To do: In the data, extract each line that holds the string "value".
++++++++++
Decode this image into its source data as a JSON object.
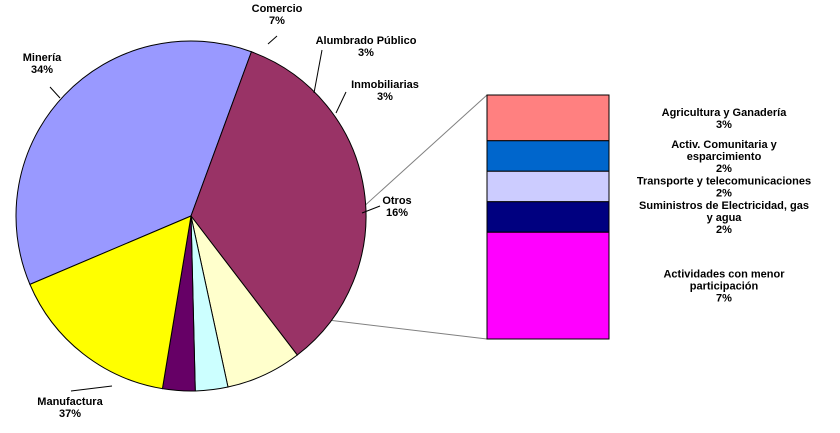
{
  "chart_data": {
    "type": "pie",
    "title": "",
    "colors": {
      "outline": "#000000",
      "leader": "#000000",
      "connector": "#808080"
    },
    "slices": [
      {
        "label": "Manufactura",
        "value": 37,
        "pct_label": "37%",
        "color": "#9999ff"
      },
      {
        "label": "Minería",
        "value": 34,
        "pct_label": "34%",
        "color": "#993366"
      },
      {
        "label": "Comercio",
        "value": 7,
        "pct_label": "7%",
        "color": "#ffffcc"
      },
      {
        "label": "Alumbrado Público",
        "value": 3,
        "pct_label": "3%",
        "color": "#ccffff"
      },
      {
        "label": "Inmobiliarias",
        "value": 3,
        "pct_label": "3%",
        "color": "#660066"
      },
      {
        "label": "Otros",
        "value": 16,
        "pct_label": "16%",
        "color": "#ffff00"
      }
    ],
    "breakdown": {
      "of_slice": "Otros",
      "type": "stacked-bar",
      "segments": [
        {
          "label_lines": [
            "Agricultura y Ganadería"
          ],
          "pct_label": "3%",
          "value": 3,
          "color": "#ff8080"
        },
        {
          "label_lines": [
            "Activ. Comunitaria y",
            "esparcimiento"
          ],
          "pct_label": "2%",
          "value": 2,
          "color": "#0066cc"
        },
        {
          "label_lines": [
            "Transporte y telecomunicaciones"
          ],
          "pct_label": "2%",
          "value": 2,
          "color": "#ccccff"
        },
        {
          "label_lines": [
            "Suministros de Electricidad, gas",
            "y agua"
          ],
          "pct_label": "2%",
          "value": 2,
          "color": "#000080"
        },
        {
          "label_lines": [
            "Actividades con menor",
            "participación"
          ],
          "pct_label": "7%",
          "value": 7,
          "color": "#ff00ff"
        }
      ]
    }
  }
}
++++++++++
Correct output:
        "value": 37,
        "value": 34,
        "value": 7,
        "value": 3,
        "value": 3,
        "value": 16,
          "value": 3,
          "value": 2,
          "value": 2,
          "value": 2,
          "value": 7,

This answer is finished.